### Exercise directions
Please set down all the lines beneath this one exactly, without the pictures.

### Provided records
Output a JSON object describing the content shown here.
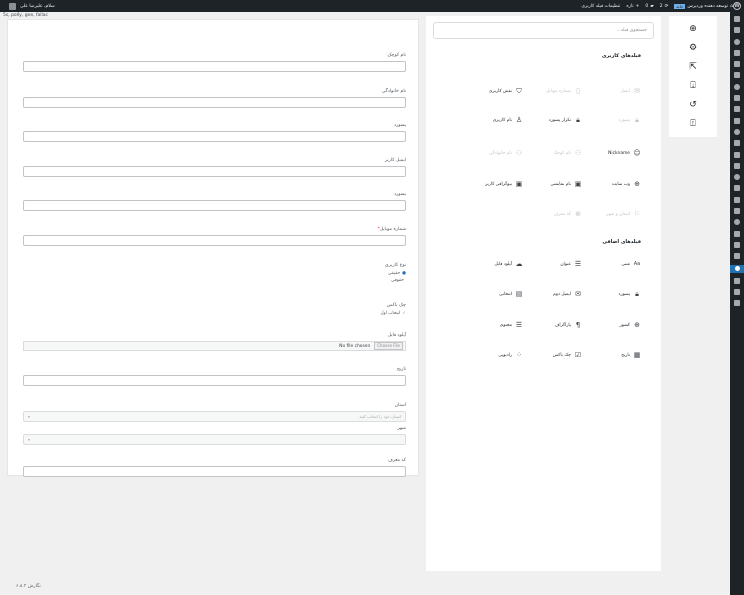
{
  "adminbar": {
    "site_title": "توسعه دهنده وردپرس",
    "site_tag": "خانه",
    "updates_count": "2",
    "comments_count": "0",
    "new_label": "تازه",
    "page_label": "تنظیمات فیلد کاربری",
    "user_greeting": "سلام، علیرضا علی"
  },
  "subline": "5s, polly, gee, fallac",
  "form": {
    "fields": [
      {
        "label": "نام کوچک"
      },
      {
        "label": "نام خانوادگی"
      },
      {
        "label": "پسورد"
      },
      {
        "label": "ایمیل کاربر"
      },
      {
        "label": "پسورد"
      },
      {
        "label": "شماره موبایل",
        "required": "*"
      },
      {
        "label": "نوع کاربری",
        "options": [
          "حقیقی",
          "حقوقی"
        ]
      },
      {
        "label": "چک باکس",
        "option": "انتخاب اول"
      },
      {
        "label": "آپلود فایل",
        "file_button": "Choose File",
        "file_status": "No file chosen"
      },
      {
        "label": "تاریخ"
      },
      {
        "label": "استان",
        "placeholder": "استان خود را انتخاب کنید",
        "arrow": "▾"
      },
      {
        "label": "شهر",
        "arrow": "▾"
      },
      {
        "label": "کد معرف"
      }
    ]
  },
  "picker": {
    "search_placeholder": "جستجوی فیلد...",
    "user_fields_title": "فیلدهای کاربری",
    "user_fields": [
      {
        "label": "ایمیل",
        "icon": "envelope-icon",
        "disabled": true
      },
      {
        "label": "شماره موبایل",
        "icon": "mobile-icon",
        "disabled": true
      },
      {
        "label": "نقش کاربری",
        "icon": "shield-icon",
        "disabled": false
      },
      {
        "label": "پسورد",
        "icon": "lock-icon",
        "disabled": true
      },
      {
        "label": "تکرار پسورد",
        "icon": "lock-icon",
        "disabled": false
      },
      {
        "label": "نام کاربری",
        "icon": "user-icon",
        "disabled": false
      },
      {
        "label": "Nickname",
        "icon": "smile-icon",
        "disabled": false
      },
      {
        "label": "نام کوچک",
        "icon": "user-group-icon",
        "disabled": true
      },
      {
        "label": "نام خانوادگی",
        "icon": "user-group-icon",
        "disabled": true
      },
      {
        "label": "وب سایت",
        "icon": "globe-icon",
        "disabled": false
      },
      {
        "label": "نام نمایشی",
        "icon": "id-card-icon",
        "disabled": false
      },
      {
        "label": "بیوگرافی کاربر",
        "icon": "id-card-icon",
        "disabled": false
      },
      {
        "label": "استان و شهر",
        "icon": "flag-icon",
        "disabled": true
      },
      {
        "label": "کد معرف",
        "icon": "globe-icon",
        "disabled": true
      }
    ],
    "extra_fields_title": "فیلدهای اضافی",
    "extra_fields": [
      {
        "label": "متنی",
        "icon": "text-icon"
      },
      {
        "label": "عنوان",
        "icon": "list-icon"
      },
      {
        "label": "آپلود فایل",
        "icon": "cloud-upload-icon"
      },
      {
        "label": "پسورد",
        "icon": "lock-icon"
      },
      {
        "label": "ایمیل دوم",
        "icon": "envelope-icon"
      },
      {
        "label": "انتخابی",
        "icon": "select-icon"
      },
      {
        "label": "کشور",
        "icon": "globe-icon"
      },
      {
        "label": "پاراگراف",
        "icon": "paragraph-icon"
      },
      {
        "label": "محتوی",
        "icon": "list-icon"
      },
      {
        "label": "تاریخ",
        "icon": "calendar-icon"
      },
      {
        "label": "چک باکس",
        "icon": "checkbox-icon"
      },
      {
        "label": "رادیویی",
        "icon": "radio-icon"
      }
    ]
  },
  "tools": [
    {
      "icon": "plus-circle-icon"
    },
    {
      "icon": "gear-icon"
    },
    {
      "icon": "external-link-icon"
    },
    {
      "icon": "import-icon"
    },
    {
      "icon": "reset-icon"
    },
    {
      "icon": "export-icon"
    }
  ],
  "footer": {
    "version": "نگارش ۶.۸.۲"
  }
}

### Expected answer
Output a JSON object describing the content shown here.
{
  "adminbar": {
    "site_title": "توسعه دهنده وردپرس",
    "site_tag": "خانه",
    "updates_count": "2",
    "comments_count": "0",
    "new_label": "تازه",
    "page_label": "تنظیمات فیلد کاربری",
    "user_greeting": "سلام، علیرضا علی"
  },
  "subline": "5s, polly, gee, fallac",
  "form": {
    "fields": [
      {
        "label": "نام کوچک"
      },
      {
        "label": "نام خانوادگی"
      },
      {
        "label": "پسورد"
      },
      {
        "label": "ایمیل کاربر"
      },
      {
        "label": "پسورد"
      },
      {
        "label": "شماره موبایل",
        "required": "*"
      },
      {
        "label": "نوع کاربری",
        "options": [
          "حقیقی",
          "حقوقی"
        ]
      },
      {
        "label": "چک باکس",
        "option": "انتخاب اول"
      },
      {
        "label": "آپلود فایل",
        "file_button": "Choose File",
        "file_status": "No file chosen"
      },
      {
        "label": "تاریخ"
      },
      {
        "label": "استان",
        "placeholder": "استان خود را انتخاب کنید",
        "arrow": "▾"
      },
      {
        "label": "شهر",
        "arrow": "▾"
      },
      {
        "label": "کد معرف"
      }
    ]
  },
  "picker": {
    "search_placeholder": "جستجوی فیلد...",
    "user_fields_title": "فیلدهای کاربری",
    "user_fields": [
      {
        "label": "ایمیل",
        "icon": "envelope-icon",
        "disabled": true
      },
      {
        "label": "شماره موبایل",
        "icon": "mobile-icon",
        "disabled": true
      },
      {
        "label": "نقش کاربری",
        "icon": "shield-icon",
        "disabled": false
      },
      {
        "label": "پسورد",
        "icon": "lock-icon",
        "disabled": true
      },
      {
        "label": "تکرار پسورد",
        "icon": "lock-icon",
        "disabled": false
      },
      {
        "label": "نام کاربری",
        "icon": "user-icon",
        "disabled": false
      },
      {
        "label": "Nickname",
        "icon": "smile-icon",
        "disabled": false
      },
      {
        "label": "نام کوچک",
        "icon": "user-group-icon",
        "disabled": true
      },
      {
        "label": "نام خانوادگی",
        "icon": "user-group-icon",
        "disabled": true
      },
      {
        "label": "وب سایت",
        "icon": "globe-icon",
        "disabled": false
      },
      {
        "label": "نام نمایشی",
        "icon": "id-card-icon",
        "disabled": false
      },
      {
        "label": "بیوگرافی کاربر",
        "icon": "id-card-icon",
        "disabled": false
      },
      {
        "label": "استان و شهر",
        "icon": "flag-icon",
        "disabled": true
      },
      {
        "label": "کد معرف",
        "icon": "globe-icon",
        "disabled": true
      }
    ],
    "extra_fields_title": "فیلدهای اضافی",
    "extra_fields": [
      {
        "label": "متنی",
        "icon": "text-icon"
      },
      {
        "label": "عنوان",
        "icon": "list-icon"
      },
      {
        "label": "آپلود فایل",
        "icon": "cloud-upload-icon"
      },
      {
        "label": "پسورد",
        "icon": "lock-icon"
      },
      {
        "label": "ایمیل دوم",
        "icon": "envelope-icon"
      },
      {
        "label": "انتخابی",
        "icon": "select-icon"
      },
      {
        "label": "کشور",
        "icon": "globe-icon"
      },
      {
        "label": "پاراگراف",
        "icon": "paragraph-icon"
      },
      {
        "label": "محتوی",
        "icon": "list-icon"
      },
      {
        "label": "تاریخ",
        "icon": "calendar-icon"
      },
      {
        "label": "چک باکس",
        "icon": "checkbox-icon"
      },
      {
        "label": "رادیویی",
        "icon": "radio-icon"
      }
    ]
  },
  "tools": [
    {
      "icon": "plus-circle-icon"
    },
    {
      "icon": "gear-icon"
    },
    {
      "icon": "external-link-icon"
    },
    {
      "icon": "import-icon"
    },
    {
      "icon": "reset-icon"
    },
    {
      "icon": "export-icon"
    }
  ],
  "footer": {
    "version": "نگارش ۶.۸.۲"
  }
}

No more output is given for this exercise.